• _Testo dell'esercizio_:
'''
Caserta, Bersani nomina il napoletano Cacciola commissario del Pd casertano. Era meglio Bassolino

CASERTA – Il segretario nazionale del Partito Democratico, Pier Luigi Bersani, ha nominato commissario del PD di Caserta Ciro Cacciola, al quale, si legge in una nota, va il pieno sostegno di tutto il gruppo dirigente nazionale e un sincero augurio di un proficuo lavoro.

La decisione e’ maturata, in accordo con la segreteria regionale della Campania e con i dirigenti casertani, al fine di superare una situazione di difficolta’ nella direzione politica del partito e nell’organizzazione dell’attivita’ ordinaria.

Con questo atto si intende aprire una fase nuova nella costruzione del PD a Caserta, attraverso la valorizzazione delle tante energie ancora presenti e disponibili ad un rinnovato impegno e la promozione di nuove risorse, di cui e’ certamente ricca la societa’ casertana.

La nomina di un commissario napoletano per il Pd casertano è la chiara bocciatura di tutta la classe poltica casertana. Non molto mesi fa questi signori criticavano Bassolino, ma con Caldoro non c’è un assessore casertano; mentre con Bassolino c’era un casertano doc in Giunta, Alois. E adesso tutto il Pd di Caserta è stato commissariato da Bersani con un napoletano, altro che casertanità. I casertani di elité usano questa parola solo per sostenere i proprri interessi e non il ben della popolazione.

E adesso sono pure bocciati in toto. Non c’è nemmeno un casertano giovane che poteva crescere e fare il commissario del partito e la provincia non ha nessuno che pensi a lei. E come nel Dopoguerra, quando Caserta fu affidata a Napolitano, ora capo dello Stato. I casertani valgono poco e si attaccano fra loro invece che di aiutarsi.
'''
• _Problemi da risolvere_:
**a.** Rispondi alle seguenti domande sul testo dell'esercizio.
(i) Chi ha nominato Ciro Cacciola commissario del PD di Caserta?
(ii) In accordo con chi è maturata la decisione?
(iii) Quale casertano faceva parte della Giunta con Bassolino?
**b.** Traduci in inglese questa frase del testo dell'esercizio: "La decisione e’ maturata, in accordo con la segreteria regionale della Campania e con i dirigenti casertani, al fine di superare una situazione di difficolta’ nella direzione politica del partito e nell’organizzazione dell’attivita’ ordinaria."
**c.** Stabilisci se ciascuna affermazione concorda con il testo dell'esercizio. Per ogni risposta cita le parole del testo che lo dimostrano.
(i) Cacciola è napoletano.
(ii) Con Caldoro c'è un assessore casertano.
(iii) Nel Dopoguerra Caserta fu affidata a Napolitano.

• _Dati da analizzare_:
'''
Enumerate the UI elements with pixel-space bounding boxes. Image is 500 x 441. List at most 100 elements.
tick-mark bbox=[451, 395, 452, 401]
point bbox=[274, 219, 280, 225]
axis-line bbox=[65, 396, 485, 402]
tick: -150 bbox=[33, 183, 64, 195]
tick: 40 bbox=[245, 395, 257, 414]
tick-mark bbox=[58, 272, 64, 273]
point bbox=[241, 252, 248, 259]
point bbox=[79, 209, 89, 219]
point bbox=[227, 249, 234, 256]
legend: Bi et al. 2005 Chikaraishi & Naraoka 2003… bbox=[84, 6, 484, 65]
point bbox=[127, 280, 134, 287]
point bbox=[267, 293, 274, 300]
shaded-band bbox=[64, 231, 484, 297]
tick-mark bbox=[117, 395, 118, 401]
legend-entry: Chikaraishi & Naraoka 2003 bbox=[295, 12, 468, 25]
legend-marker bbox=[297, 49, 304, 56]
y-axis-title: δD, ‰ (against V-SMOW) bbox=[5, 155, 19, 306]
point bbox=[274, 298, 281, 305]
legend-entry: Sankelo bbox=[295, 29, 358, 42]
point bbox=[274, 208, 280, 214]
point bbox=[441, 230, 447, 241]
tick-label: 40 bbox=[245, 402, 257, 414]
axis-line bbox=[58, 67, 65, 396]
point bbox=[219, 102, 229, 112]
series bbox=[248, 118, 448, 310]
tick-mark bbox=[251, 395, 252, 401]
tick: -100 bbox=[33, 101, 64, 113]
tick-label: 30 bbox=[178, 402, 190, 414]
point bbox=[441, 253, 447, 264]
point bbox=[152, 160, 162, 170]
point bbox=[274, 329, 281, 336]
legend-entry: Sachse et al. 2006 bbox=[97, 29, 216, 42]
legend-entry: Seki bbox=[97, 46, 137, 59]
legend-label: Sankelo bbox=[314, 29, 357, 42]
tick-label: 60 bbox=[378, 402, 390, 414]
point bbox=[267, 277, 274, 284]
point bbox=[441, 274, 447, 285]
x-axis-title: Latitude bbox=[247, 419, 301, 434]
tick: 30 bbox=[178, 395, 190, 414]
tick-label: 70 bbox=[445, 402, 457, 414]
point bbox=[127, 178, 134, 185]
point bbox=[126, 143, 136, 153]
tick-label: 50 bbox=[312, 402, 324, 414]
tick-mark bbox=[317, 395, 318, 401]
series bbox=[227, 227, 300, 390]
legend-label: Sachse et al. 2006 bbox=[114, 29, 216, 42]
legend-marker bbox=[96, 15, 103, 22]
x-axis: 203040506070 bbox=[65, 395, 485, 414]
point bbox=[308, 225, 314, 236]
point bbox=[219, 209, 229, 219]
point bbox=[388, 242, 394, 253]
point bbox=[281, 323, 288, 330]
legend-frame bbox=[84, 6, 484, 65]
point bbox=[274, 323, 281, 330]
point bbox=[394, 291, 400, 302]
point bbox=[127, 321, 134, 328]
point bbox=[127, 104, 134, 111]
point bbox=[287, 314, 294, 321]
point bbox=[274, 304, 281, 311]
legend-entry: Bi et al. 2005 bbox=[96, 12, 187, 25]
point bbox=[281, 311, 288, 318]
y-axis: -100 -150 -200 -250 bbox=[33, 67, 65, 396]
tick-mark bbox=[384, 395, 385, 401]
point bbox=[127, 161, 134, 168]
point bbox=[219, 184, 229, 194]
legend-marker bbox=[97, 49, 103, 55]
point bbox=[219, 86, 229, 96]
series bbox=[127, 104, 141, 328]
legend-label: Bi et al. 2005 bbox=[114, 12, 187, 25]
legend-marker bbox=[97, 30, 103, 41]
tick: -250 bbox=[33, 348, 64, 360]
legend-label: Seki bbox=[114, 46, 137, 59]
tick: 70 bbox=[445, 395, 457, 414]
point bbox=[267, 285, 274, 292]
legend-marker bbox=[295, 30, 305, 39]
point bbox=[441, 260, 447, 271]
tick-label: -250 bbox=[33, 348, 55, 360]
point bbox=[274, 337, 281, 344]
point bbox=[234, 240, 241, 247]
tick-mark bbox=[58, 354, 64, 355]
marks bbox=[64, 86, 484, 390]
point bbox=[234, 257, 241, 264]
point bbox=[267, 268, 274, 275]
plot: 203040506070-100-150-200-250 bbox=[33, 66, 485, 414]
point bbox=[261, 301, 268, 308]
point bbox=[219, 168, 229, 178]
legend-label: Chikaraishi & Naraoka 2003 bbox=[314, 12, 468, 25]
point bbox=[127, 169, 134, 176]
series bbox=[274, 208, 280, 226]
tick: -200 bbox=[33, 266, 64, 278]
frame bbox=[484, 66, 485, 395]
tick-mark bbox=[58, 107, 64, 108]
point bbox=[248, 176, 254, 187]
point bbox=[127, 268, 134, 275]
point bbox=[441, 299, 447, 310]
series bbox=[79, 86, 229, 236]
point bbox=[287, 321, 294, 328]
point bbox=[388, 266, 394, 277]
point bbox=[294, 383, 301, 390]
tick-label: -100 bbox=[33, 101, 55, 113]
'''
• _Soluzioni degli esercizi_:
**a.**
(i) Pier Luigi Bersani, segretario nazionale del Partito Democratico.
(ii) Con la segreteria regionale della Campania e con i dirigenti casertani.
(iii) Alois.

**b.** The decision was reached, in agreement with the regional secretariat of Campania and with the Caserta leaders, in order to overcome a difficult situation in the party's political leadership and in the organization of its ordinary activities.

**c.**
(i) Sì: "Bersani nomina il napoletano Cacciola commissario del Pd casertano".
(ii) No: "con Caldoro non c’è un assessore casertano".
(iii) Sì: "quando Caserta fu affidata a Napolitano, ora capo dello Stato".